-- begin Material for this task --

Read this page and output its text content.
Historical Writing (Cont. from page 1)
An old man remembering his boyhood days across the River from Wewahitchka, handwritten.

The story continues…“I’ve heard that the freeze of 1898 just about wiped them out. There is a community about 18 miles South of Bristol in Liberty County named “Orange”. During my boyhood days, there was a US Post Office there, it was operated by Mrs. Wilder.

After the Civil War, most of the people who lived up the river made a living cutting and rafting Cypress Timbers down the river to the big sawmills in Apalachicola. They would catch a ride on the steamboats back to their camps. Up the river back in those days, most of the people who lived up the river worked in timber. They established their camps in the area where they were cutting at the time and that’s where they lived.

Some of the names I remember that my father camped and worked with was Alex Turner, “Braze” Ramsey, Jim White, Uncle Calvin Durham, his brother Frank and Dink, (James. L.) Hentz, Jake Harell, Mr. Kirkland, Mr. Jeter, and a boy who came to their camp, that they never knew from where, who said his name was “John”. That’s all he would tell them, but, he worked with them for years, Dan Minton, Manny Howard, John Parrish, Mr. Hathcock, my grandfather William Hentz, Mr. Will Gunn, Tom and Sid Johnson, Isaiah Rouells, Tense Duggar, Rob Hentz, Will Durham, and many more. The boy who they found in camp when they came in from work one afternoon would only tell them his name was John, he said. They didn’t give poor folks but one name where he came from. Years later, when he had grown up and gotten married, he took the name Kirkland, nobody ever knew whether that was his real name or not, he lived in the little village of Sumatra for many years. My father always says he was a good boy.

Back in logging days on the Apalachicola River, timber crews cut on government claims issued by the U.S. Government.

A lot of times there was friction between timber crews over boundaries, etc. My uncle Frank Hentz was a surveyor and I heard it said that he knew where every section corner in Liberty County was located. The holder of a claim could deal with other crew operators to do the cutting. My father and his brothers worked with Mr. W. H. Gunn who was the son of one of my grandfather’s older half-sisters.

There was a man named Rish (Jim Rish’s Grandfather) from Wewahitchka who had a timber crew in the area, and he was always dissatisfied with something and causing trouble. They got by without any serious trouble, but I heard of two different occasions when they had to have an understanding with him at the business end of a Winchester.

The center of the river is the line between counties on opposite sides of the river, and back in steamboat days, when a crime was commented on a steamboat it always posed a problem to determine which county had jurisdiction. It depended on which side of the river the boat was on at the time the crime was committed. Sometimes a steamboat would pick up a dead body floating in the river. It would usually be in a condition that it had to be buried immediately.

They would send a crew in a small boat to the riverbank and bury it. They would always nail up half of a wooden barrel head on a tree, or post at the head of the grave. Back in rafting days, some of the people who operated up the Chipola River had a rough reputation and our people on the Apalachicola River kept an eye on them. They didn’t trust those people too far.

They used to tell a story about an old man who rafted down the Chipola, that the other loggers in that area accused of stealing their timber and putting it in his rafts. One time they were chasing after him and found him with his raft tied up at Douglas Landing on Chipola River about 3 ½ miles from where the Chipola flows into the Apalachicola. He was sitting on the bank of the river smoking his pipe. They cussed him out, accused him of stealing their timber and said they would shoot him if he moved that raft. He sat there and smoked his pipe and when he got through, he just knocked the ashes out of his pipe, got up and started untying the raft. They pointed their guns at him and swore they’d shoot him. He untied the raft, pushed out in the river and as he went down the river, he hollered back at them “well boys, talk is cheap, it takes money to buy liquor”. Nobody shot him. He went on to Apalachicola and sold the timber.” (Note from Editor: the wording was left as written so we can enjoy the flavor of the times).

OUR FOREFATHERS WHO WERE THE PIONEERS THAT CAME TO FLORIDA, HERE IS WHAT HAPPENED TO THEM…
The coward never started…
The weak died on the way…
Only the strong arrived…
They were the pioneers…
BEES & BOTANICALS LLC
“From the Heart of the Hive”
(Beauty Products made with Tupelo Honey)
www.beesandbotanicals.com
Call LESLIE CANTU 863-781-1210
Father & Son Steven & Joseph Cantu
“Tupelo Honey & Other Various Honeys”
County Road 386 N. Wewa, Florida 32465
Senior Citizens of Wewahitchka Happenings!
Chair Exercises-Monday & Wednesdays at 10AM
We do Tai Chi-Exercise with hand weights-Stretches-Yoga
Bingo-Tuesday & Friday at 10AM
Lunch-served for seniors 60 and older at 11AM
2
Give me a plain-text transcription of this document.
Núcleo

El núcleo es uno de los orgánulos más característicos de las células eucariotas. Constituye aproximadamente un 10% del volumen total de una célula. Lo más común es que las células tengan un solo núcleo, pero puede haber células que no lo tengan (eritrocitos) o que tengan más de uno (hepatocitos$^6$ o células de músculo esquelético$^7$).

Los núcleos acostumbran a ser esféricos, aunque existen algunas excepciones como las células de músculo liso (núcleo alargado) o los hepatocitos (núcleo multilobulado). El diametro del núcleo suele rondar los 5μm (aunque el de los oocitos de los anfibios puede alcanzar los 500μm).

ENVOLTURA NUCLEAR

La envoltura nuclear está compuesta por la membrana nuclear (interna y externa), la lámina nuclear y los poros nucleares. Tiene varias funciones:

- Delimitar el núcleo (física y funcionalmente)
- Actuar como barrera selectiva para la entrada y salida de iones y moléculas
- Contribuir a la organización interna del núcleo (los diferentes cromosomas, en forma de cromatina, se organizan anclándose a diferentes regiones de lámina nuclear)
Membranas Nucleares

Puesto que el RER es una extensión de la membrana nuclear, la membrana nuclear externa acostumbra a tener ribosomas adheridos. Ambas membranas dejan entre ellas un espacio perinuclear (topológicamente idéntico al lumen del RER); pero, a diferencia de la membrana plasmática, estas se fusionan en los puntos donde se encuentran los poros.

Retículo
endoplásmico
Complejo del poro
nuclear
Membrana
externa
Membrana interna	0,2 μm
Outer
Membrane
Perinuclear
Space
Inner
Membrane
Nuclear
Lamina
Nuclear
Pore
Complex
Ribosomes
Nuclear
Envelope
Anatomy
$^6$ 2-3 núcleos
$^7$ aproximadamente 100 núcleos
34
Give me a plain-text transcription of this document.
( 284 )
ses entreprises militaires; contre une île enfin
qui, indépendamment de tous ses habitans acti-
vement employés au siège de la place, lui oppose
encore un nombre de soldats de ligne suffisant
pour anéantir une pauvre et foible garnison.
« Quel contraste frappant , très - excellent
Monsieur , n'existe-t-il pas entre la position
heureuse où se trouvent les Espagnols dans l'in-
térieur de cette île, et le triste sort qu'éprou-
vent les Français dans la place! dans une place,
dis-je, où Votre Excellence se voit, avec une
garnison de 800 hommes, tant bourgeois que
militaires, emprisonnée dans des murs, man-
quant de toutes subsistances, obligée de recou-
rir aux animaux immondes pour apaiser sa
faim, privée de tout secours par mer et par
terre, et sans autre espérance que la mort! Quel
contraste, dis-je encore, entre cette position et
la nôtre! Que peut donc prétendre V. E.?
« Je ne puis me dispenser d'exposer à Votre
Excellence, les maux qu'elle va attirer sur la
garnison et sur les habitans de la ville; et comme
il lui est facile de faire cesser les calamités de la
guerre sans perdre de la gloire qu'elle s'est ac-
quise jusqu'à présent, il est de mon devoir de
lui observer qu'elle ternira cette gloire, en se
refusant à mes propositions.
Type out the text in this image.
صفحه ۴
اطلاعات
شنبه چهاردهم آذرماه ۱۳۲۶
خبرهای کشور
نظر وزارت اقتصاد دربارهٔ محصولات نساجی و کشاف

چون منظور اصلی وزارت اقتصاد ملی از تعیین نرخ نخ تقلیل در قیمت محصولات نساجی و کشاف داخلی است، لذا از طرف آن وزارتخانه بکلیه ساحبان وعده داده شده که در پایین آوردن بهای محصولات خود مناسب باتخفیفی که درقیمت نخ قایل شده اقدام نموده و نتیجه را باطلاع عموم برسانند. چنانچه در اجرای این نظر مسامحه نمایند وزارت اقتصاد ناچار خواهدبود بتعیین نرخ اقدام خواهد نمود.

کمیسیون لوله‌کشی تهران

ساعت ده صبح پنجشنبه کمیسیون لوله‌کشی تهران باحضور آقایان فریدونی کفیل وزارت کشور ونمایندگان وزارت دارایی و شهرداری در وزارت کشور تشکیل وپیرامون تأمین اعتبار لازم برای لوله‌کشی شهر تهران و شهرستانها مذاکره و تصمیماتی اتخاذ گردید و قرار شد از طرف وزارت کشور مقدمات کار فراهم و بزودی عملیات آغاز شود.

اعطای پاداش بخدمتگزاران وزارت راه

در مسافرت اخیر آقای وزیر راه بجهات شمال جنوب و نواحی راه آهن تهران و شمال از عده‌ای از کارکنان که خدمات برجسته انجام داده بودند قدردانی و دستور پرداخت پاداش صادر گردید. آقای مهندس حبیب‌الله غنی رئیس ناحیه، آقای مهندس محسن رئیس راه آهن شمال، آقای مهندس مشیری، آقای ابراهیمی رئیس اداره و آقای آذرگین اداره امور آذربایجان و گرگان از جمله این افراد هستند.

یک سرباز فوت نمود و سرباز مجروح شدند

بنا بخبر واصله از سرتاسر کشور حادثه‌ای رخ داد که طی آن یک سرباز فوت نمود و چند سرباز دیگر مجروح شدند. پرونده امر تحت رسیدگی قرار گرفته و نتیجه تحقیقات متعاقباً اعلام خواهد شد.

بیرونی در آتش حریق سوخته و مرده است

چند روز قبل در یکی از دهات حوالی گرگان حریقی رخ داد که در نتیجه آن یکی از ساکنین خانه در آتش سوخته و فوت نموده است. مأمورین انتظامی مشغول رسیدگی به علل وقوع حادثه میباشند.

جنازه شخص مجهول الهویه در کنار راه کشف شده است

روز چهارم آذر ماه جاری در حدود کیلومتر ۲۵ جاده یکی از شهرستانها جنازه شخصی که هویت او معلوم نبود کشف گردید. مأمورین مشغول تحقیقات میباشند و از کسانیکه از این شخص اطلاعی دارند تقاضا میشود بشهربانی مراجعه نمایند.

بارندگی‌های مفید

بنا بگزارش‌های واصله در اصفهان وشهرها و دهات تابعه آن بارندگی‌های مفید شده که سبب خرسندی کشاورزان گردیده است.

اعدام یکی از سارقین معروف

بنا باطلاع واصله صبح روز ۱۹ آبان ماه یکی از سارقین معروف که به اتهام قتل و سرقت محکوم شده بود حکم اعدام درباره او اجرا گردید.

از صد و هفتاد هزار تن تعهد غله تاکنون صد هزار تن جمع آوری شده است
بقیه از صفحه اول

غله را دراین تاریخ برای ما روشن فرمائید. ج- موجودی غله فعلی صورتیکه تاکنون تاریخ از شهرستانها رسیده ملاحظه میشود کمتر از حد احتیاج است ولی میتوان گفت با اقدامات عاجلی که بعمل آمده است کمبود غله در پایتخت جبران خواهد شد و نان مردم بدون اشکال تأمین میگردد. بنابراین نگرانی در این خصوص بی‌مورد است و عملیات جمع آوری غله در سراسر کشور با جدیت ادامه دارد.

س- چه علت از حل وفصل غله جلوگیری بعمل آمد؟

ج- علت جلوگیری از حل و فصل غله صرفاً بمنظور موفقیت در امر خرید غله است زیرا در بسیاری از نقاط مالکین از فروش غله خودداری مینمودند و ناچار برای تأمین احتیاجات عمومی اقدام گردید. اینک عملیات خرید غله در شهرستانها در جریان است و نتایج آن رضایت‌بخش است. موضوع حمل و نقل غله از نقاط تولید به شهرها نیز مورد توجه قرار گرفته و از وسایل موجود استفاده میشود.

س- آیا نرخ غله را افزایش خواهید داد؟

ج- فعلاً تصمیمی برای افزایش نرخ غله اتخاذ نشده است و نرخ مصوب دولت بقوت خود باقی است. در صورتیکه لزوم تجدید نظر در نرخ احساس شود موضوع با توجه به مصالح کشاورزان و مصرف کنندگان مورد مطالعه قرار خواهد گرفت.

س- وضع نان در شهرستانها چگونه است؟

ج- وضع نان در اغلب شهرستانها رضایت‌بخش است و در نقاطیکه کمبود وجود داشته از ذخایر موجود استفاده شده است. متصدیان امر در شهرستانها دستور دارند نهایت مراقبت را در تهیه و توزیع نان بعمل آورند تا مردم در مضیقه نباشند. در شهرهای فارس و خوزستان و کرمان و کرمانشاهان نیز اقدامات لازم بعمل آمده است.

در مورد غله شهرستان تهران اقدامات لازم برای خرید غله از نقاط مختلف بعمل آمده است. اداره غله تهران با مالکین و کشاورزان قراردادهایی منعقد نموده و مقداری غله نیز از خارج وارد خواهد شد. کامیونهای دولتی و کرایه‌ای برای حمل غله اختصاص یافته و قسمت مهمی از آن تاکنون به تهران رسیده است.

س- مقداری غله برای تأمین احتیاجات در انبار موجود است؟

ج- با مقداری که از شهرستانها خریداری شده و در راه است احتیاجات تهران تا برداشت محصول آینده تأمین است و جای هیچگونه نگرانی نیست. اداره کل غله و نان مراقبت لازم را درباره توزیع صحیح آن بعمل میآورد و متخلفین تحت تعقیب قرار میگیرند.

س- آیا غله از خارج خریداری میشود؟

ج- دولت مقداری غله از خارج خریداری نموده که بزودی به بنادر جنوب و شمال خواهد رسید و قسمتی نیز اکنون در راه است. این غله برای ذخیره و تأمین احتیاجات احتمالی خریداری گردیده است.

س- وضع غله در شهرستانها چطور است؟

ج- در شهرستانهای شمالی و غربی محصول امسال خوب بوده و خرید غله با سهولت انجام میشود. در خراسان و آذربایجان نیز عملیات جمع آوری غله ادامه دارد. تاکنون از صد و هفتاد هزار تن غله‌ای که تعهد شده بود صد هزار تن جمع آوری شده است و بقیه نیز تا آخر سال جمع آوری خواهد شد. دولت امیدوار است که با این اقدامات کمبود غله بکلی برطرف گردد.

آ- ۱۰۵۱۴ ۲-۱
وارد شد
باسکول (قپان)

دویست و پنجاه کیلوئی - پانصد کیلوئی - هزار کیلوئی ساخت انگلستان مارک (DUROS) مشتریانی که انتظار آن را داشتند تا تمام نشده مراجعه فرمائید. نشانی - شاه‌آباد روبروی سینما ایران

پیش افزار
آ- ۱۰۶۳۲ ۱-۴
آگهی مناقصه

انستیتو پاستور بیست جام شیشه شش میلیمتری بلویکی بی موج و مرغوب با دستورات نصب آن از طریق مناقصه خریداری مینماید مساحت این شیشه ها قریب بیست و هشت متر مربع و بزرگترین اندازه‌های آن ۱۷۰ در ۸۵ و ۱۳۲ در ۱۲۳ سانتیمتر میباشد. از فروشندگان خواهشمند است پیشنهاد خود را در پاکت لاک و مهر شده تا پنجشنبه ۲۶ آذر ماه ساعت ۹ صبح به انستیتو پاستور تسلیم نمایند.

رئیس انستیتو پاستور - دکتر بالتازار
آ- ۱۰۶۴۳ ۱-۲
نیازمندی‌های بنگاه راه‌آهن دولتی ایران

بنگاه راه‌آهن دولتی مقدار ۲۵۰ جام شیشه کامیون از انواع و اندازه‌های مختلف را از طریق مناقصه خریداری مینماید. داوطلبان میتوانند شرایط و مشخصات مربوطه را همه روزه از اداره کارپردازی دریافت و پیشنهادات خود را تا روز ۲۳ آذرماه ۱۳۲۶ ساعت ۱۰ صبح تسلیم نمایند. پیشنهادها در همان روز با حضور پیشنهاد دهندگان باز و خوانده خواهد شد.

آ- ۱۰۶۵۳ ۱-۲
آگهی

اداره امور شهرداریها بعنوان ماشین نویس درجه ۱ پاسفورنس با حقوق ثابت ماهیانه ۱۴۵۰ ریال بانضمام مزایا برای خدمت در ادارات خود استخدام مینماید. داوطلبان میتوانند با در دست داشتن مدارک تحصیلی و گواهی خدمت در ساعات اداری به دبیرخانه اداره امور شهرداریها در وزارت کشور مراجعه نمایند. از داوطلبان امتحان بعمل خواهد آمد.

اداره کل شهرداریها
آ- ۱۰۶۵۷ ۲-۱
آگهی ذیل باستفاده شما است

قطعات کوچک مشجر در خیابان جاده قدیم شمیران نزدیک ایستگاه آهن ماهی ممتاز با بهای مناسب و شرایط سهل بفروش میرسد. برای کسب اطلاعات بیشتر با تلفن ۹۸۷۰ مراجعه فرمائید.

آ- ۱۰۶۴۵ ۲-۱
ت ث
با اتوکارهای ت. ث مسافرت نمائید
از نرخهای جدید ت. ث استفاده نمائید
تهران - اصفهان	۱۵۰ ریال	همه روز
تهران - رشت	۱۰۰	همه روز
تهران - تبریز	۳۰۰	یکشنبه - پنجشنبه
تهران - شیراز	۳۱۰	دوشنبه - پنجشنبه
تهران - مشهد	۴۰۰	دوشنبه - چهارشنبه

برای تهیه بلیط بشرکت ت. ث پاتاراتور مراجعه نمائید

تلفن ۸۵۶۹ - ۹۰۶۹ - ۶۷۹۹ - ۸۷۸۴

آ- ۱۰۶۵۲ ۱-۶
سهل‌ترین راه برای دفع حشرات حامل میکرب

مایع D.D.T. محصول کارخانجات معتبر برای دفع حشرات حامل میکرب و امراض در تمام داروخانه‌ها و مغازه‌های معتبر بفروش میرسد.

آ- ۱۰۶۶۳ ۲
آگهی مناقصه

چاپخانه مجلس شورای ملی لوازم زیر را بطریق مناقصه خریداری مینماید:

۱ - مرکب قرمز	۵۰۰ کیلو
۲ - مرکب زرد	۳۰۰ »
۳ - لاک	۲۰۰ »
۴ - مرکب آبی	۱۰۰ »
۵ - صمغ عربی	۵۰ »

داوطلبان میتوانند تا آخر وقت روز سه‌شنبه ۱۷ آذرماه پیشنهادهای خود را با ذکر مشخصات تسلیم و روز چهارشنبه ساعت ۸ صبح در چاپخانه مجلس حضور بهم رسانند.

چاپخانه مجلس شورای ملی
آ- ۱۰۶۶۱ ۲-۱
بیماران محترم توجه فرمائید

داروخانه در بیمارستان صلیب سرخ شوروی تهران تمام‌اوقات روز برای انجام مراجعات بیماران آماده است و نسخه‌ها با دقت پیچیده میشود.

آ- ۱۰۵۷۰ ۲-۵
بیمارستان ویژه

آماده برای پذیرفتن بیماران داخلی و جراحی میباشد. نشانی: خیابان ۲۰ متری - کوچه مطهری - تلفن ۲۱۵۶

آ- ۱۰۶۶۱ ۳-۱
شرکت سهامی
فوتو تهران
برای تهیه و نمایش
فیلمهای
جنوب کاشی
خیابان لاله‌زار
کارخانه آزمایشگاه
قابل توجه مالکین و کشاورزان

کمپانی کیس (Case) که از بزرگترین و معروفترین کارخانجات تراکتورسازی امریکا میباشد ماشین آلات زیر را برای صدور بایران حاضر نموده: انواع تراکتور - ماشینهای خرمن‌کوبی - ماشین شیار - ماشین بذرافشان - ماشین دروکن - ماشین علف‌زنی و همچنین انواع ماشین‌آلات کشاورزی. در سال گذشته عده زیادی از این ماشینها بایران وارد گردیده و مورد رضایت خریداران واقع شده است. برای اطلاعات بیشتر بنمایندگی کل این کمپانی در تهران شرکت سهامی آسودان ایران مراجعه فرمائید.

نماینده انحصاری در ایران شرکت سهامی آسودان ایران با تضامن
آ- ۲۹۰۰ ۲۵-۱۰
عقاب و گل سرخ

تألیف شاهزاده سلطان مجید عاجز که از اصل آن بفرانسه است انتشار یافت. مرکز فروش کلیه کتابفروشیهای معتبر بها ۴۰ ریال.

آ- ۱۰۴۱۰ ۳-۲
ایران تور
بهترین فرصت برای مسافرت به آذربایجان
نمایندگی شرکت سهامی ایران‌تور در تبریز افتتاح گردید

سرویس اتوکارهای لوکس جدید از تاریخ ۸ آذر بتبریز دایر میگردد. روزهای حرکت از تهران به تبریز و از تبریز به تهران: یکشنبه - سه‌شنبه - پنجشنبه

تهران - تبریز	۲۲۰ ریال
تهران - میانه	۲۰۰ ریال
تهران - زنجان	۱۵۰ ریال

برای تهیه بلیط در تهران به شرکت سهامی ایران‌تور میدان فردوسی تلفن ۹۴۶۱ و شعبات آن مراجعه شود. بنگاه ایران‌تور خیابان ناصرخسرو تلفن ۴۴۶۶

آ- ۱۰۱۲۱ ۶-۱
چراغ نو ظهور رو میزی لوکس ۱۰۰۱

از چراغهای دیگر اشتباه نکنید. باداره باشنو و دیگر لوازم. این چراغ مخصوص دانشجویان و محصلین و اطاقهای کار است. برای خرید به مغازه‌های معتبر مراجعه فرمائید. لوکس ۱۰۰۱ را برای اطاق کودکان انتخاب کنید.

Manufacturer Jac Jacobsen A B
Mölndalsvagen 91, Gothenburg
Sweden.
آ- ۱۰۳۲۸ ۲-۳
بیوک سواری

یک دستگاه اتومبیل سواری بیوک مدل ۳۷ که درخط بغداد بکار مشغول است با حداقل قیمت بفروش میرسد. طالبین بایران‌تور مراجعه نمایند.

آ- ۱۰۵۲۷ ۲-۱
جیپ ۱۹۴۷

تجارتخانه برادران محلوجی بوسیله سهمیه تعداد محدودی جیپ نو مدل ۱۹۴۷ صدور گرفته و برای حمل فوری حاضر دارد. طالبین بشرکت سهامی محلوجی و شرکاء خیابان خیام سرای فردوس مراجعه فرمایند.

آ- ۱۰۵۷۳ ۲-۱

-- end Material for this task --

◆ **Given request**:
Pick out the lines that include the word "Wewahitchka" and write them out.

◆ **Solved problem**:
An old man remembering his boyhood days across the River from Wewahitchka, handwritten.
There was a man named Rish (Jim Rish’s Grandfather) from Wewahitchka who had a timber crew in the area, and he was always dissatisfied with something and causing trouble. They got by without any serious trouble, but I heard of two different occasions when they had to have an understanding with him at the business end of a Winchester.
Senior Citizens of Wewahitchka Happenings!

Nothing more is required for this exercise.